» **Brief**
Below are the records; reproduce all of them exactly but without any images.

☆ ☆ ☆ ☆ ☆ ☆ ☆

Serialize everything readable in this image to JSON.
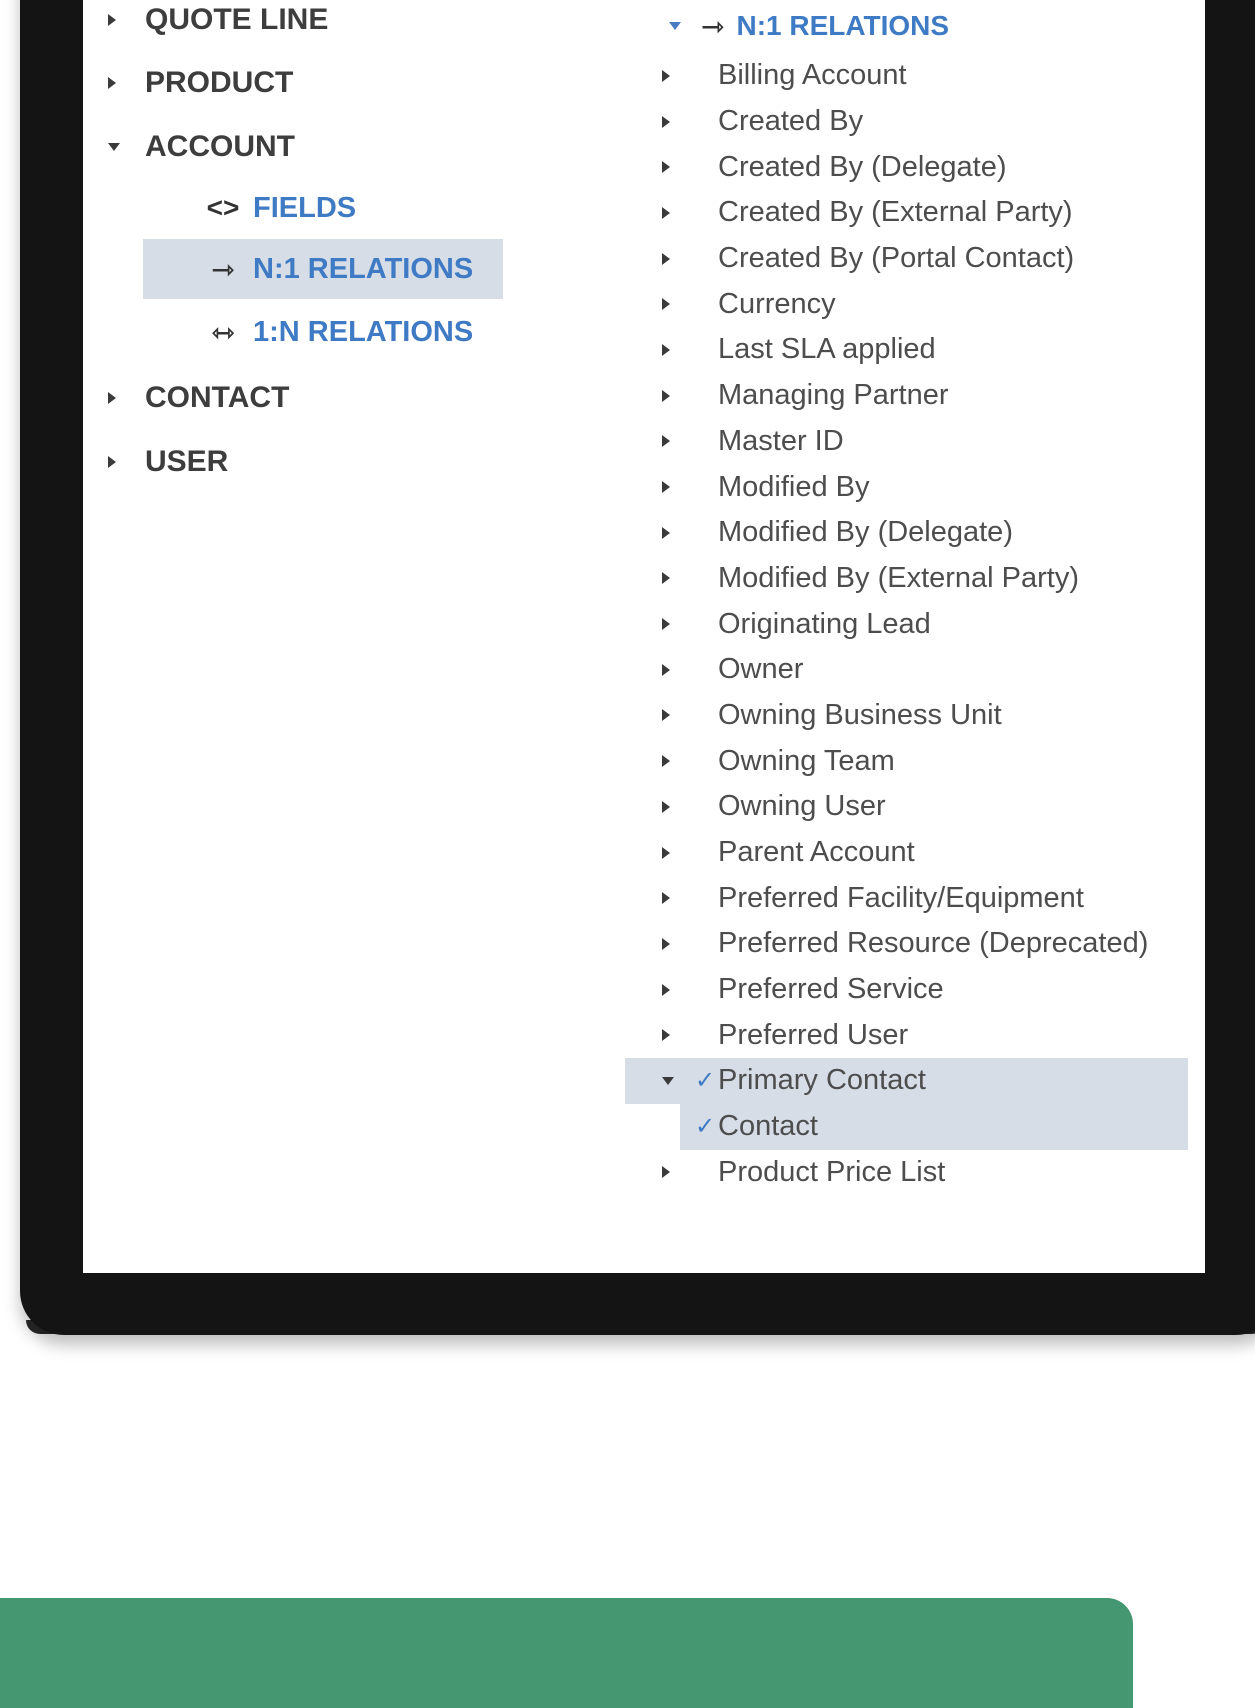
{
  "left_tree": {
    "quote_line": "QUOTE LINE",
    "product": "PRODUCT",
    "account": "ACCOUNT",
    "fields": "FIELDS",
    "n1_relations": "N:1 RELATIONS",
    "1n_relations": "1:N RELATIONS",
    "contact": "CONTACT",
    "user": "USER"
  },
  "right_tree": {
    "header": "N:1 RELATIONS",
    "items": [
      "Billing Account",
      "Created By",
      "Created By (Delegate)",
      "Created By (External Party)",
      "Created By (Portal Contact)",
      "Currency",
      "Last SLA applied",
      "Managing Partner",
      "Master ID",
      "Modified By",
      "Modified By (Delegate)",
      "Modified By (External Party)",
      "Originating Lead",
      "Owner",
      "Owning Business Unit",
      "Owning Team",
      "Owning User",
      "Parent Account",
      "Preferred Facility/Equipment",
      "Preferred Resource (Deprecated)",
      "Preferred Service",
      "Preferred User"
    ],
    "selected_item": "Primary Contact",
    "selected_child": "Contact",
    "last_item": "Product Price List"
  },
  "colors": {
    "accent_blue": "#3f7ac4",
    "selection_bg": "#d6dde6",
    "banner_green": "#459772",
    "device_bezel": "#141414"
  }
}
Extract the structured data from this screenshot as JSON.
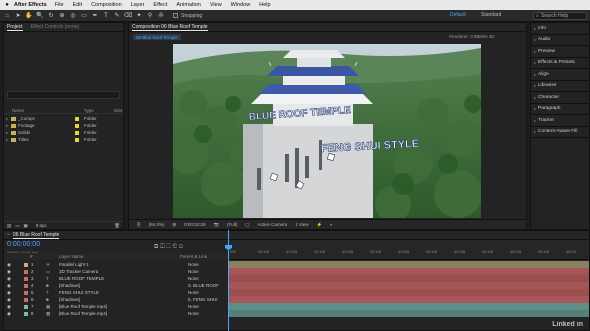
{
  "menubar": {
    "apple": "",
    "app_name": "After Effects",
    "items": [
      "File",
      "Edit",
      "Composition",
      "Layer",
      "Effect",
      "Animation",
      "View",
      "Window",
      "Help"
    ]
  },
  "toolbar": {
    "tools": [
      "⌂",
      "➤",
      "✋",
      "🔍",
      "↻",
      "⊕",
      "◎",
      "▭",
      "✒",
      "T",
      "✎",
      "⌫",
      "✦",
      "⚲",
      "✇"
    ],
    "snapping_label": "Snapping",
    "workspaces": [
      "Default",
      "Standard"
    ],
    "search_placeholder": "Search Help"
  },
  "project_panel": {
    "tab_label": "Project",
    "effect_controls_tab": "Effect Controls (none)",
    "columns": [
      "Name",
      "Type",
      "Size"
    ],
    "items": [
      {
        "name": "_Comps",
        "type": "Folder"
      },
      {
        "name": "Footage",
        "type": "Folder"
      },
      {
        "name": "Solids",
        "type": "Folder"
      },
      {
        "name": "Titles",
        "type": "Folder"
      }
    ],
    "bit_depth": "8 bpc"
  },
  "composition_panel": {
    "tab_label": "Composition 06 Blue Roof Temple",
    "comp_name_tag": "06 Blue Roof Temple",
    "renderer_label": "Renderer:",
    "renderer_value": "CINEMA 4D",
    "zoom": "(84.3%)",
    "timecode": "0:00:02:29",
    "resolution": "(Full)",
    "camera": "Active Camera",
    "views": "1 View",
    "sign_text_1": "BLUE ROOF TEMPLE",
    "sign_text_2": "FENG SHUI STYLE"
  },
  "right_panels": [
    "Info",
    "Audio",
    "Preview",
    "Effects & Presets",
    "Align",
    "Libraries",
    "Character",
    "Paragraph",
    "Tracker",
    "Content-Aware Fill"
  ],
  "timeline": {
    "tab_label": "06 Blue Roof Temple",
    "timecode": "0:00:00:00",
    "frame_info": "00000 (29.97 fps)",
    "columns": [
      "#",
      "Layer Name",
      "Parent & Link"
    ],
    "ruler_ticks": [
      "00f",
      "00:15f",
      "01:00f",
      "01:15f",
      "02:00f",
      "02:15f",
      "03:00f",
      "03:15f",
      "04:00f",
      "04:15f",
      "05:00f",
      "05:15f",
      "06:00"
    ],
    "layers": [
      {
        "num": "1",
        "name": "Parallel Light 1",
        "parent": "None",
        "color": "#c2b07a"
      },
      {
        "num": "2",
        "name": "3D Tracker Camera",
        "parent": "None",
        "color": "#c96b6b"
      },
      {
        "num": "3",
        "name": "BLUE ROOF TEMPLE",
        "parent": "None",
        "color": "#c96b6b"
      },
      {
        "num": "4",
        "name": "[Shadows]",
        "parent": "3. BLUE ROOF",
        "color": "#c96b6b"
      },
      {
        "num": "5",
        "name": "FENG SHUI STYLE",
        "parent": "None",
        "color": "#c96b6b"
      },
      {
        "num": "6",
        "name": "[Shadows]",
        "parent": "5. FENG SHUI",
        "color": "#c96b6b"
      },
      {
        "num": "7",
        "name": "[Blue Roof Temple.mp4]",
        "parent": "None",
        "color": "#7ab8b0"
      },
      {
        "num": "8",
        "name": "[Blue Roof Temple.mp4]",
        "parent": "None",
        "color": "#7ab8b0"
      }
    ],
    "watermark": "Linked in"
  }
}
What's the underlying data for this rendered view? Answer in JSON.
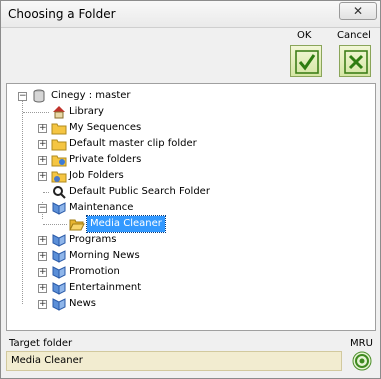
{
  "window": {
    "title": "Choosing a Folder",
    "close_glyph": "✕"
  },
  "actions": {
    "ok_label": "OK",
    "cancel_label": "Cancel"
  },
  "tree": {
    "root": "Cinegy : master",
    "items": [
      {
        "label": "Library",
        "icon": "house-icon"
      },
      {
        "label": "My Sequences",
        "icon": "folder-icon"
      },
      {
        "label": "Default master clip folder",
        "icon": "folder-icon"
      },
      {
        "label": "Private folders",
        "icon": "private-folder-icon"
      },
      {
        "label": "Job Folders",
        "icon": "job-folder-icon"
      },
      {
        "label": "Default Public Search Folder",
        "icon": "search-folder-icon"
      },
      {
        "label": "Maintenance",
        "icon": "roll-icon"
      },
      {
        "label": "Media Cleaner",
        "icon": "folder-open-icon",
        "selected": true
      },
      {
        "label": "Programs",
        "icon": "roll-icon"
      },
      {
        "label": "Morning News",
        "icon": "roll-icon"
      },
      {
        "label": "Promotion",
        "icon": "roll-icon"
      },
      {
        "label": "Entertainment",
        "icon": "roll-icon"
      },
      {
        "label": "News",
        "icon": "roll-icon"
      }
    ]
  },
  "footer": {
    "target_label": "Target folder",
    "target_value": "Media Cleaner",
    "mru_label": "MRU"
  }
}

☆ ☆ ☆ ☆ ☆ ☆ ☆

» **Worked solution**
Serialize everything readable in this image to JSON.
{
  "left_tree": {
    "quote_line": "QUOTE LINE",
    "product": "PRODUCT",
    "account": "ACCOUNT",
    "fields": "FIELDS",
    "n1_relations": "N:1 RELATIONS",
    "1n_relations": "1:N RELATIONS",
    "contact": "CONTACT",
    "user": "USER"
  },
  "right_tree": {
    "header": "N:1 RELATIONS",
    "items": [
      "Billing Account",
      "Created By",
      "Created By (Delegate)",
      "Created By (External Party)",
      "Created By (Portal Contact)",
      "Currency",
      "Last SLA applied",
      "Managing Partner",
      "Master ID",
      "Modified By",
      "Modified By (Delegate)",
      "Modified By (External Party)",
      "Originating Lead",
      "Owner",
      "Owning Business Unit",
      "Owning Team",
      "Owning User",
      "Parent Account",
      "Preferred Facility/Equipment",
      "Preferred Resource (Deprecated)",
      "Preferred Service",
      "Preferred User"
    ],
    "selected_item": "Primary Contact",
    "selected_child": "Contact",
    "last_item": "Product Price List"
  },
  "colors": {
    "accent_blue": "#3f7ac4",
    "selection_bg": "#d6dde6",
    "banner_green": "#459772",
    "device_bezel": "#141414"
  }
}
Extract the structured data from this screenshot as JSON.
{
  "menubar": {
    "apple": "",
    "app_name": "After Effects",
    "items": [
      "File",
      "Edit",
      "Composition",
      "Layer",
      "Effect",
      "Animation",
      "View",
      "Window",
      "Help"
    ]
  },
  "toolbar": {
    "tools": [
      "⌂",
      "➤",
      "✋",
      "🔍",
      "↻",
      "⊕",
      "◎",
      "▭",
      "✒",
      "T",
      "✎",
      "⌫",
      "✦",
      "⚲",
      "✇"
    ],
    "snapping_label": "Snapping",
    "workspaces": [
      "Default",
      "Standard"
    ],
    "search_placeholder": "Search Help"
  },
  "project_panel": {
    "tab_label": "Project",
    "effect_controls_tab": "Effect Controls (none)",
    "columns": [
      "Name",
      "Type",
      "Size"
    ],
    "items": [
      {
        "name": "_Comps",
        "type": "Folder"
      },
      {
        "name": "Footage",
        "type": "Folder"
      },
      {
        "name": "Solids",
        "type": "Folder"
      },
      {
        "name": "Titles",
        "type": "Folder"
      }
    ],
    "bit_depth": "8 bpc"
  },
  "composition_panel": {
    "tab_label": "Composition 06 Blue Roof Temple",
    "comp_name_tag": "06 Blue Roof Temple",
    "renderer_label": "Renderer:",
    "renderer_value": "CINEMA 4D",
    "zoom": "(84.3%)",
    "timecode": "0:00:02:29",
    "resolution": "(Full)",
    "camera": "Active Camera",
    "views": "1 View",
    "sign_text_1": "BLUE ROOF TEMPLE",
    "sign_text_2": "FENG SHUI STYLE"
  },
  "right_panels": [
    "Info",
    "Audio",
    "Preview",
    "Effects & Presets",
    "Align",
    "Libraries",
    "Character",
    "Paragraph",
    "Tracker",
    "Content-Aware Fill"
  ],
  "timeline": {
    "tab_label": "06 Blue Roof Temple",
    "timecode": "0:00:00:00",
    "frame_info": "00000 (29.97 fps)",
    "columns": [
      "#",
      "Layer Name",
      "Parent & Link"
    ],
    "ruler_ticks": [
      "00f",
      "00:15f",
      "01:00f",
      "01:15f",
      "02:00f",
      "02:15f",
      "03:00f",
      "03:15f",
      "04:00f",
      "04:15f",
      "05:00f",
      "05:15f",
      "06:00"
    ],
    "layers": [
      {
        "num": "1",
        "name": "Parallel Light 1",
        "parent": "None",
        "color": "#c2b07a"
      },
      {
        "num": "2",
        "name": "3D Tracker Camera",
        "parent": "None",
        "color": "#c96b6b"
      },
      {
        "num": "3",
        "name": "BLUE ROOF TEMPLE",
        "parent": "None",
        "color": "#c96b6b"
      },
      {
        "num": "4",
        "name": "[Shadows]",
        "parent": "3. BLUE ROOF",
        "color": "#c96b6b"
      },
      {
        "num": "5",
        "name": "FENG SHUI STYLE",
        "parent": "None",
        "color": "#c96b6b"
      },
      {
        "num": "6",
        "name": "[Shadows]",
        "parent": "5. FENG SHUI",
        "color": "#c96b6b"
      },
      {
        "num": "7",
        "name": "[Blue Roof Temple.mp4]",
        "parent": "None",
        "color": "#7ab8b0"
      },
      {
        "num": "8",
        "name": "[Blue Roof Temple.mp4]",
        "parent": "None",
        "color": "#7ab8b0"
      }
    ],
    "watermark": "Linked in"
  }
}
What's the underlying data for this rendered view? Answer in JSON.
{
  "window": {
    "title": "Choosing a Folder",
    "close_glyph": "✕"
  },
  "actions": {
    "ok_label": "OK",
    "cancel_label": "Cancel"
  },
  "tree": {
    "root": "Cinegy : master",
    "items": [
      {
        "label": "Library",
        "icon": "house-icon"
      },
      {
        "label": "My Sequences",
        "icon": "folder-icon"
      },
      {
        "label": "Default master clip folder",
        "icon": "folder-icon"
      },
      {
        "label": "Private folders",
        "icon": "private-folder-icon"
      },
      {
        "label": "Job Folders",
        "icon": "job-folder-icon"
      },
      {
        "label": "Default Public Search Folder",
        "icon": "search-folder-icon"
      },
      {
        "label": "Maintenance",
        "icon": "roll-icon"
      },
      {
        "label": "Media Cleaner",
        "icon": "folder-open-icon",
        "selected": true
      },
      {
        "label": "Programs",
        "icon": "roll-icon"
      },
      {
        "label": "Morning News",
        "icon": "roll-icon"
      },
      {
        "label": "Promotion",
        "icon": "roll-icon"
      },
      {
        "label": "Entertainment",
        "icon": "roll-icon"
      },
      {
        "label": "News",
        "icon": "roll-icon"
      }
    ]
  },
  "footer": {
    "target_label": "Target folder",
    "target_value": "Media Cleaner",
    "mru_label": "MRU"
  }
}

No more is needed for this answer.